PROVIDED TEXT ▸
= Beginning of Section =
And we need to change vertices initialization:

(src/main.rs, modified code snippet)

let vertices: Vec<Vertex> = vec![
    Vertex {
        pos: (0.5, -0.5, 0.0).into(),
        clr: (1.0, 0.0, 0.0, 1.0).into()
    }, // bottom right
    Vertex {
        pos: (-0.5, -0.5, 0.0).into(),
        clr: (0.0, 1.0, 0.0, 1.0).into()
    }, // bottom left
    Vertex { 
        pos: (0.0,  0.5, 0.0).into(),
        clr: (0.0, 0.0, 1.0, 1.0).into()
    }  // top
];

This vector now has 4 components, the last one used for alpha. We can set it to 1.0.

We also need to modify the shader: it is expecting vec3, but now we are passing vec4:

(shaders/triangle.vert, full code)

#version 330 core

layout (location = 0) in vec3 Position;
layout (location = 1) in vec4 Color; // changed

out VS_OUTPUT {
    vec3 Color;
} OUT;

void main()
{
    gl_Position = vec4(Position, 1.0);
    OUT.Color = Color.xyz; // changed, ignore w component
}

Let’s compile it and run. Magic! It’s like nothing ever happened! Try modifying the triangle colors and check that yes, this is actually working!

The rest of the Data Types

Let’s start from the simplest data type, i8. It’s a newtype for built-in i8 type, but I had to name it u8_, to avoid name clash. It has vertex_attrib_pointer implemented. Here is the implementation:

(src/render_gl/data.rs, added code)

#[allow(non_camel_case_types)]
#[derive(Copy, Clone, Debug)]
#[repr(C, packed)]
pub struct i8_ {
    pub d0: i8,
}

impl i8_ {
    pub fn new(d0: i8) -> i8_ {
        i8_ { d0 }
    }

    pub unsafe fn vertex_attrib_pointer(gl: &gl::Gl, stride: usize, location: usize, offset: usize) {
        gl.EnableVertexAttribArray(location as gl::types::GLuint);
        gl.VertexAttribIPointer(location as gl::types::GLuint,
                                1, // the number of components per generic vertex attribute
                                gl::BYTE, // data type
                                stride as gl::types::GLint,
                                offset as *const gl::types::GLvoid);
    }
}

impl From<i8> for i8_ {
    fn from(other: i8) -> Self {
        i8_::new(other)
= End of Section =
REQUIRED WORK ▸
1. In the tutorial excerpt, replace "triangle colors" with "vertex colors" and write out the passage starting at "void main()" and ending at "is actually working!".
2. Which file paths appear in the parenthesized headers above the code snippets in the tutorial excerpt?

Stored data ▸
= Beginning of Section =
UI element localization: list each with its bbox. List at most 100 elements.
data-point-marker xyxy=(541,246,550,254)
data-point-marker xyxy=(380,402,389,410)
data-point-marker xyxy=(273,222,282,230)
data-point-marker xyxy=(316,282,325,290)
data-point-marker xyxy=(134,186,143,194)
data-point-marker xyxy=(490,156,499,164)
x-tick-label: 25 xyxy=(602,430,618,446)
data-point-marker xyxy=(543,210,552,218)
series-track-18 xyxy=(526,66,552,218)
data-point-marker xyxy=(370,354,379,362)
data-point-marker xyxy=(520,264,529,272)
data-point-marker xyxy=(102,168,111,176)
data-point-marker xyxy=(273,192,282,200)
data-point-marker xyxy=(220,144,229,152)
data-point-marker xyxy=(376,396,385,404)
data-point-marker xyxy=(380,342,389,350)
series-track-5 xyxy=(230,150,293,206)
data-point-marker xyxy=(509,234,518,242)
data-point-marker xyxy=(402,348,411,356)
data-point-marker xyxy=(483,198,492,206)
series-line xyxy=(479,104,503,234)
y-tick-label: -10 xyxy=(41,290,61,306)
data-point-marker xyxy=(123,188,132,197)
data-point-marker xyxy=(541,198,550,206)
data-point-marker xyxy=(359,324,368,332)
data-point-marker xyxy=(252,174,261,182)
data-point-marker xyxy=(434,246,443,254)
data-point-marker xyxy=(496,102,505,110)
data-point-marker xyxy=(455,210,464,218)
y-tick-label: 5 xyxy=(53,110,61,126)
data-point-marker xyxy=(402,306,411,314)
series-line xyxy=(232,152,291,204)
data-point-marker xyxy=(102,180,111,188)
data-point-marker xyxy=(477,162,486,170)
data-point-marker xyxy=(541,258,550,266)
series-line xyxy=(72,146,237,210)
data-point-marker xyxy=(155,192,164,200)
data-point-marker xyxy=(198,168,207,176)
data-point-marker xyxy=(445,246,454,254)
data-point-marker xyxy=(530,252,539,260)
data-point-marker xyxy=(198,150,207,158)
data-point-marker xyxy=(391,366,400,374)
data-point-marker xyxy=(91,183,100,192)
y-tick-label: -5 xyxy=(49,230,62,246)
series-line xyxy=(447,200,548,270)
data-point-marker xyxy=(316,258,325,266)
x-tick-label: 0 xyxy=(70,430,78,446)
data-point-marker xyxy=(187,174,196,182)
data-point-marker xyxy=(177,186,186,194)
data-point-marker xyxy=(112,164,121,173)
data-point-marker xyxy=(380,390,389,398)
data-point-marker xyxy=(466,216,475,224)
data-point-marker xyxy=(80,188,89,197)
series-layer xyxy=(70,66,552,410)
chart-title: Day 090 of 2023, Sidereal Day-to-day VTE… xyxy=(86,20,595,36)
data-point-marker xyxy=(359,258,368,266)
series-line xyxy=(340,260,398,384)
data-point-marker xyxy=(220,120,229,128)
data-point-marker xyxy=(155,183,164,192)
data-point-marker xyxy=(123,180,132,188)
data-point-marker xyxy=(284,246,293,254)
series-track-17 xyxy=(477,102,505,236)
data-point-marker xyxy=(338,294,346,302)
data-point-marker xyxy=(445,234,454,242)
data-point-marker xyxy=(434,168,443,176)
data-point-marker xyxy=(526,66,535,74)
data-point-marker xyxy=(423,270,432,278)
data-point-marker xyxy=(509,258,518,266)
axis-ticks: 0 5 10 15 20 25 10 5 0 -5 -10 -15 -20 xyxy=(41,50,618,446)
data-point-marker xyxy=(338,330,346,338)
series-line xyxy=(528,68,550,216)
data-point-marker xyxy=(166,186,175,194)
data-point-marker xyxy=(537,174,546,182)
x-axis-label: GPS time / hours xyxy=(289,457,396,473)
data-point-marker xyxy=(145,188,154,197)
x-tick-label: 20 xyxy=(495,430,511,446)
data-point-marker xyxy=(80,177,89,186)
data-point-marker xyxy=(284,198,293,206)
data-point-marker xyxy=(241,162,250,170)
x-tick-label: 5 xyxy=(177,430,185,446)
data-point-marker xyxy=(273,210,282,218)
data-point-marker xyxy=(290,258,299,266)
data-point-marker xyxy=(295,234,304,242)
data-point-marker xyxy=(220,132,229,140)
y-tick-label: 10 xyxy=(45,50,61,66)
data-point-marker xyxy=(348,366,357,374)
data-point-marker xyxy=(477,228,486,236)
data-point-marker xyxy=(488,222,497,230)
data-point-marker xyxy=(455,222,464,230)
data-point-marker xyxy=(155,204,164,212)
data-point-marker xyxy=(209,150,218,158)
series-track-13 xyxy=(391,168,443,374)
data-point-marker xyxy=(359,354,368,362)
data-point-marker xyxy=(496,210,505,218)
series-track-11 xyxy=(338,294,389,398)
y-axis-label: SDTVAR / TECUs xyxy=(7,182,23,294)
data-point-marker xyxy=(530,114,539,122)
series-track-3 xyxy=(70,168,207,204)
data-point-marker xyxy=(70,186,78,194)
= End of Section =
RESULTS OF THE TASKS ▸
1.
void main()
{
    gl_Position = vec4(Position, 1.0);
    OUT.Color = Color.xyz; // changed, ignore w component
}

Let’s compile it and run. Magic! It’s like nothing ever happened! Try modifying the vertex colors and check that yes, this is actually working!

2.
- src/main.rs
- shaders/triangle.vert
- src/render_gl/data.rs